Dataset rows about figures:
==*==

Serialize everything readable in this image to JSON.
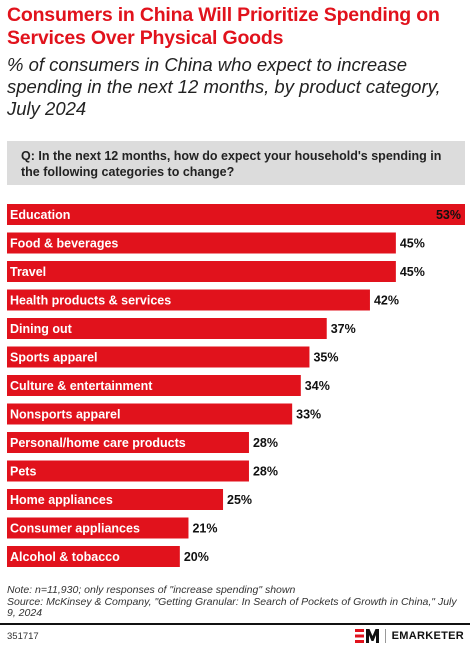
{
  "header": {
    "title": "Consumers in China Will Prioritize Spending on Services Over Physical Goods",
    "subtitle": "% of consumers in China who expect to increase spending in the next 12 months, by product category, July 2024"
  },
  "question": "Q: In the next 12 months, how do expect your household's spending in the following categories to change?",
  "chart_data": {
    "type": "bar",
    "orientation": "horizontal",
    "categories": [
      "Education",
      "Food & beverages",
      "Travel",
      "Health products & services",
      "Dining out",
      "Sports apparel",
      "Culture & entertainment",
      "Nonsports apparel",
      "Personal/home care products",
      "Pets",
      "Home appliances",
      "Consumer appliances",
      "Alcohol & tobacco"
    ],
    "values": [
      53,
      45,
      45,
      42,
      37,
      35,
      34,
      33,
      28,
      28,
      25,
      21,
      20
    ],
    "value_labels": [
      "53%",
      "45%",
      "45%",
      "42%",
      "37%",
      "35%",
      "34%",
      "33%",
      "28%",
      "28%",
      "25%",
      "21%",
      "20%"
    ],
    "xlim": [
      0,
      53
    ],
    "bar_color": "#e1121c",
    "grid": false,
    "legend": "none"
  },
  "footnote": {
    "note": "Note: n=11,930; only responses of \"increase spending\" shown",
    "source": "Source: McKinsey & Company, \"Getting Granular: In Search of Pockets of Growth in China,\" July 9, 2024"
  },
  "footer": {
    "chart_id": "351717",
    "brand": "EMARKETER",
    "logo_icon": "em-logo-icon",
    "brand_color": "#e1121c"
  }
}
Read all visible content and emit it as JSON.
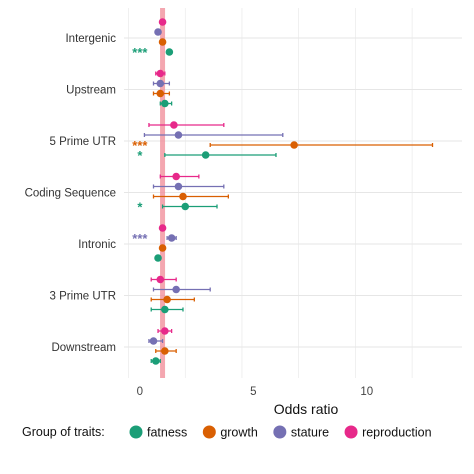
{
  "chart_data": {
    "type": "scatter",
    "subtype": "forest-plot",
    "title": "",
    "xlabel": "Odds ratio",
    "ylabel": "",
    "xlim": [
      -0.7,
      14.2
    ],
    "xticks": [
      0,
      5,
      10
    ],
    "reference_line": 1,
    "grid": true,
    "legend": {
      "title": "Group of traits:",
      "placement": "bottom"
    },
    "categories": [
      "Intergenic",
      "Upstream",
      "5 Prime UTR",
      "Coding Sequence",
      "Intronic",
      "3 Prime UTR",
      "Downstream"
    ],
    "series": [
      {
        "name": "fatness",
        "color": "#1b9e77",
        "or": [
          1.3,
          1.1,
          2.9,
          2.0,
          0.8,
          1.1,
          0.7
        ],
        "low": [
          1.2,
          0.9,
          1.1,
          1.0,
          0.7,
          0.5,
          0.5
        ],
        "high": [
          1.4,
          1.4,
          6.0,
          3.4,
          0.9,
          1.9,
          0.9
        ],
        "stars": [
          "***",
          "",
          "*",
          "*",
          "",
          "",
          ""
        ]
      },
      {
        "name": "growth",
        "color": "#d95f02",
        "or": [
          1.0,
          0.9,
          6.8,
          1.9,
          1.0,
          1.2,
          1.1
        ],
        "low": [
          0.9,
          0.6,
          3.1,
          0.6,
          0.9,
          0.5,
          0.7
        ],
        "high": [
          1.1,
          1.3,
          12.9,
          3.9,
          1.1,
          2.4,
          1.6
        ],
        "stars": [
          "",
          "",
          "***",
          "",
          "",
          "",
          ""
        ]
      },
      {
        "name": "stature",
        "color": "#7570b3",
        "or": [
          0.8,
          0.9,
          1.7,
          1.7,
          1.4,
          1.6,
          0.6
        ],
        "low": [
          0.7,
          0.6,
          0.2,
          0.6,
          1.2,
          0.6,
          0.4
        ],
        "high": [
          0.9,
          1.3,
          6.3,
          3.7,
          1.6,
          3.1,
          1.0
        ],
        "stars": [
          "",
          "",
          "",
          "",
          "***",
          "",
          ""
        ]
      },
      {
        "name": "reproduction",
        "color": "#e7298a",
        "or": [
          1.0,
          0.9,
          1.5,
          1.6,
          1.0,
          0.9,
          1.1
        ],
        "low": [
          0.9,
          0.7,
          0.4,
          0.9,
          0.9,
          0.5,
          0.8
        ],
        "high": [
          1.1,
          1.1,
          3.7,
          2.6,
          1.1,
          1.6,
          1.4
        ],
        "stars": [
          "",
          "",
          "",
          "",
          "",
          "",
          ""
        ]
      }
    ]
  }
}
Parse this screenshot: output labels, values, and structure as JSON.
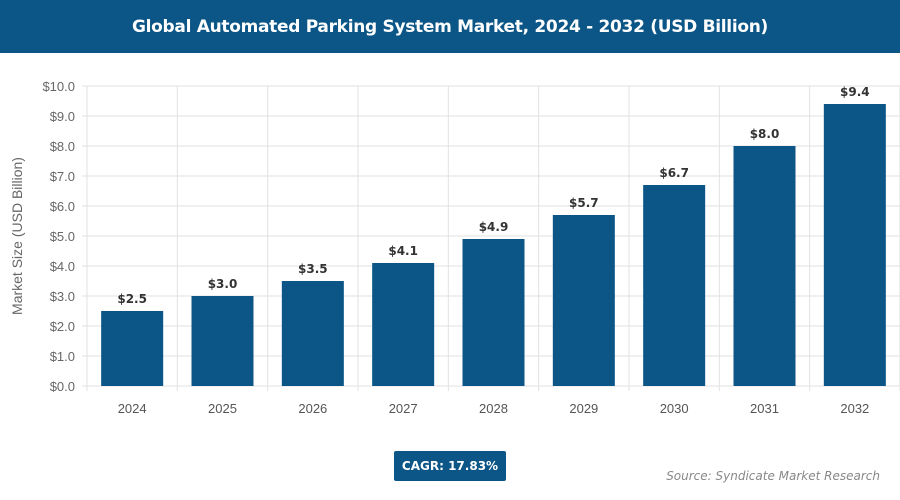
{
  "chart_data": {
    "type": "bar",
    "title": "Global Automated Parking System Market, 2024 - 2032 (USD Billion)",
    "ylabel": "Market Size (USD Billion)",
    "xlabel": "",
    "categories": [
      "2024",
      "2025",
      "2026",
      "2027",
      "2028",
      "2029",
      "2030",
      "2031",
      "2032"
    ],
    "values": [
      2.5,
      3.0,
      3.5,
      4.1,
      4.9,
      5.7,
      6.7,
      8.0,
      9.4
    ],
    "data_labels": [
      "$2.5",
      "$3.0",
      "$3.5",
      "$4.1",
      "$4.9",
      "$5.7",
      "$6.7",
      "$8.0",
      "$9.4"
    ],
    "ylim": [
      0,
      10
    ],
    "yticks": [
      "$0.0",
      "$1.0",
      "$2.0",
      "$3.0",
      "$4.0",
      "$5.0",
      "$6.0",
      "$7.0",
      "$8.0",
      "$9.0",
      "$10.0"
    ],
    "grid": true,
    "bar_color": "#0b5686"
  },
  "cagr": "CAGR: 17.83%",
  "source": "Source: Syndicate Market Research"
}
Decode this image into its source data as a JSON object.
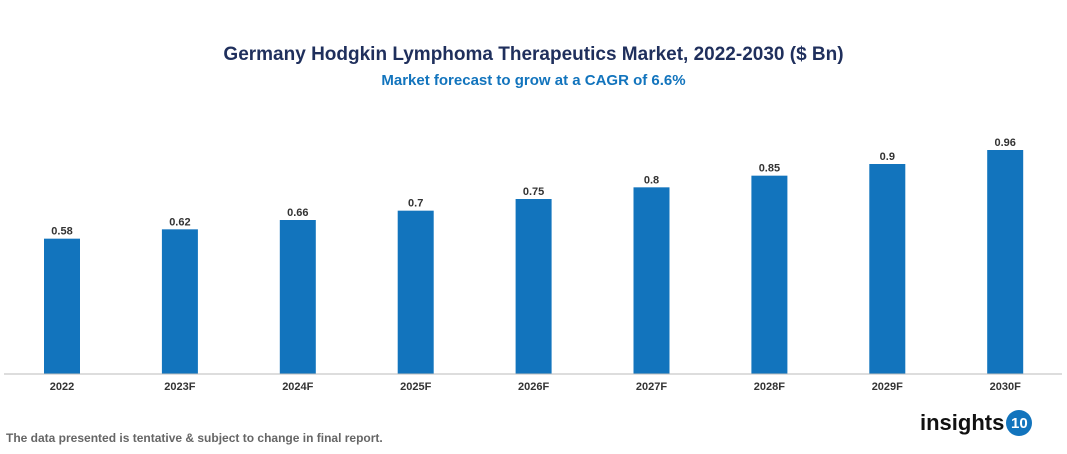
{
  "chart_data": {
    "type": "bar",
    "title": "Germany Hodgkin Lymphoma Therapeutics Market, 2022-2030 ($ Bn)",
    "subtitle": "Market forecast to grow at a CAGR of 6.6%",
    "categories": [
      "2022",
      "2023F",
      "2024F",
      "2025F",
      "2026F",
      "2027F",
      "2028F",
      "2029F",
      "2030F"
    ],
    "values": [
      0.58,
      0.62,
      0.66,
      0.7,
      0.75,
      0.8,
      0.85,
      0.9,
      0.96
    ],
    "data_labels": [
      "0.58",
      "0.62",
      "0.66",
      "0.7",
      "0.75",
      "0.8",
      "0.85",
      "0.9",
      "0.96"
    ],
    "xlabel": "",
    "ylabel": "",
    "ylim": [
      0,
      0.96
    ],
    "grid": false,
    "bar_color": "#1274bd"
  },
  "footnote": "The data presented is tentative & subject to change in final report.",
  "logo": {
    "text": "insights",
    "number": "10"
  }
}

==*==

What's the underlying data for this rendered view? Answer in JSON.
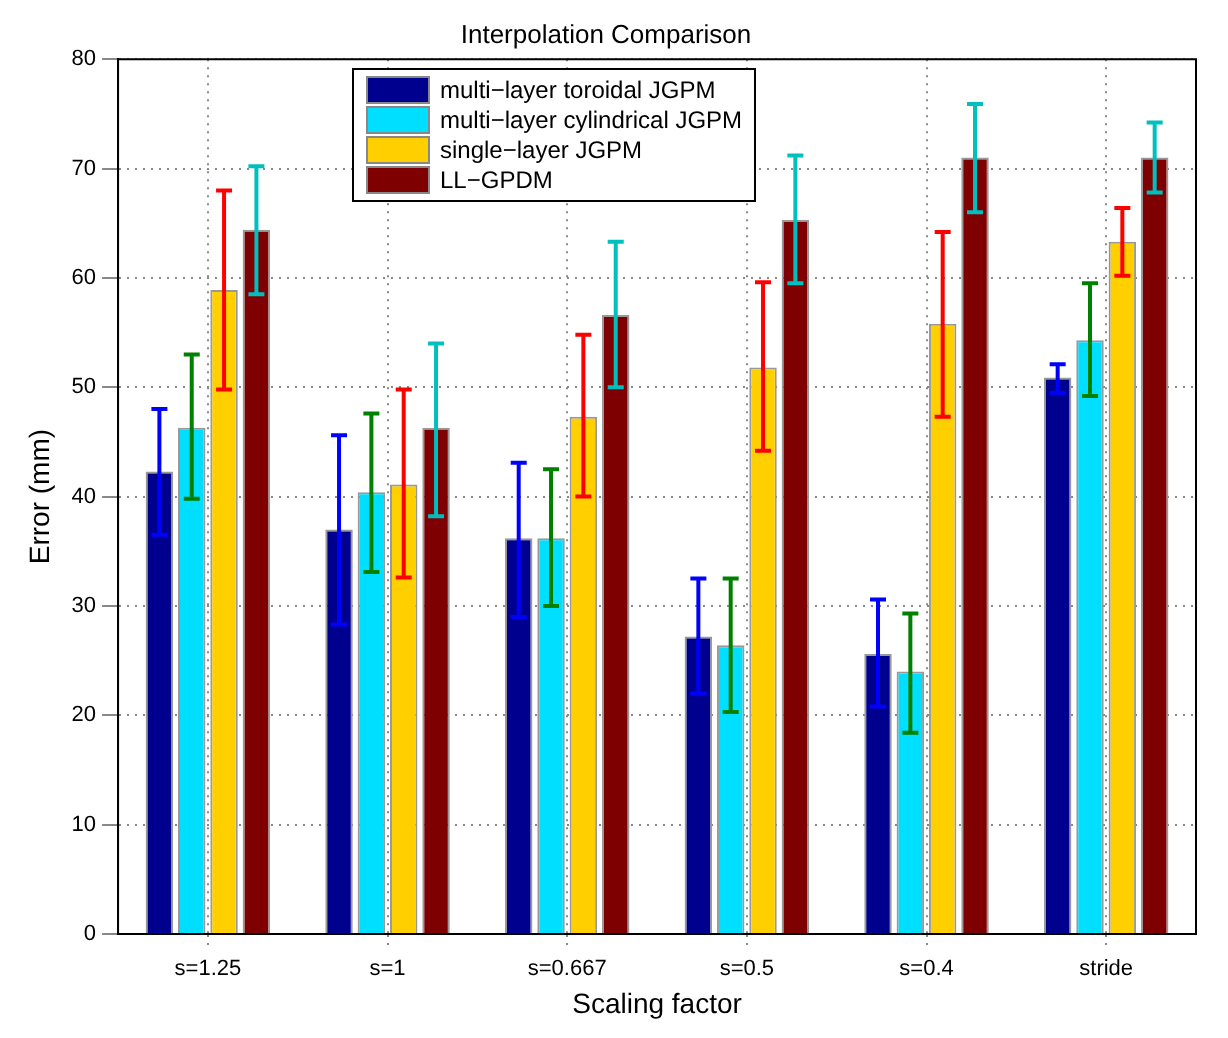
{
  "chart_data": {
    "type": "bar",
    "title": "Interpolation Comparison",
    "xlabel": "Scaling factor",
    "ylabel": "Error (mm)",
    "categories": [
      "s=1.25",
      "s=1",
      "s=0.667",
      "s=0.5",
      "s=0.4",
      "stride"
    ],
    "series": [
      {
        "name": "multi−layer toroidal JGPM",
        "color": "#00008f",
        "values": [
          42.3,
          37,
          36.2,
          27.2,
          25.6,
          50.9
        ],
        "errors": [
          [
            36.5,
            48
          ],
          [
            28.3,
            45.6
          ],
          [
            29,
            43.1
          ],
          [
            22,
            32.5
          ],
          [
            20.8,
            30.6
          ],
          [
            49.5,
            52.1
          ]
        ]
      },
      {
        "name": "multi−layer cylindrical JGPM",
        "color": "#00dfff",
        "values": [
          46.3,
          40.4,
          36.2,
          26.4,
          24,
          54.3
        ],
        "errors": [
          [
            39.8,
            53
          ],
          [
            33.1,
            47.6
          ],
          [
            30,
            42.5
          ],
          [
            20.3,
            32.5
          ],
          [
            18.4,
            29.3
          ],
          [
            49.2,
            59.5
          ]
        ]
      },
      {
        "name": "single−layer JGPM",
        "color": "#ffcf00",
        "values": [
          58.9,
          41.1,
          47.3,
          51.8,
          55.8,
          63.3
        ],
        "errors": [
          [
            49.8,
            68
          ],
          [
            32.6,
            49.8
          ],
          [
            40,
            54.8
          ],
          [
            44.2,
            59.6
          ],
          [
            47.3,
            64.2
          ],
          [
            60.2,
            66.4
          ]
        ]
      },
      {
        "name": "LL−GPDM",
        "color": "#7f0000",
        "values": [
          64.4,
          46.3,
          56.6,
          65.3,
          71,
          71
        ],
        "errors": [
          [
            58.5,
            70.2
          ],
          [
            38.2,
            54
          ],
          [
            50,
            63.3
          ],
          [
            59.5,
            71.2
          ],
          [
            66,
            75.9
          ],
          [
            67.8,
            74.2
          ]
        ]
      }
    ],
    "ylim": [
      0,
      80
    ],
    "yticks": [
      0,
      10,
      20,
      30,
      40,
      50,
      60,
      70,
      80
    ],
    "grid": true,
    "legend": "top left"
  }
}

==*==

SET PROBLEM: Each line in the entries above that includes the string "layer" should be extracted.

RIGHT ANSWER:
        "name": "multi−layer toroidal JGPM",
        "name": "multi−layer cylindrical JGPM",
        "name": "single−layer JGPM",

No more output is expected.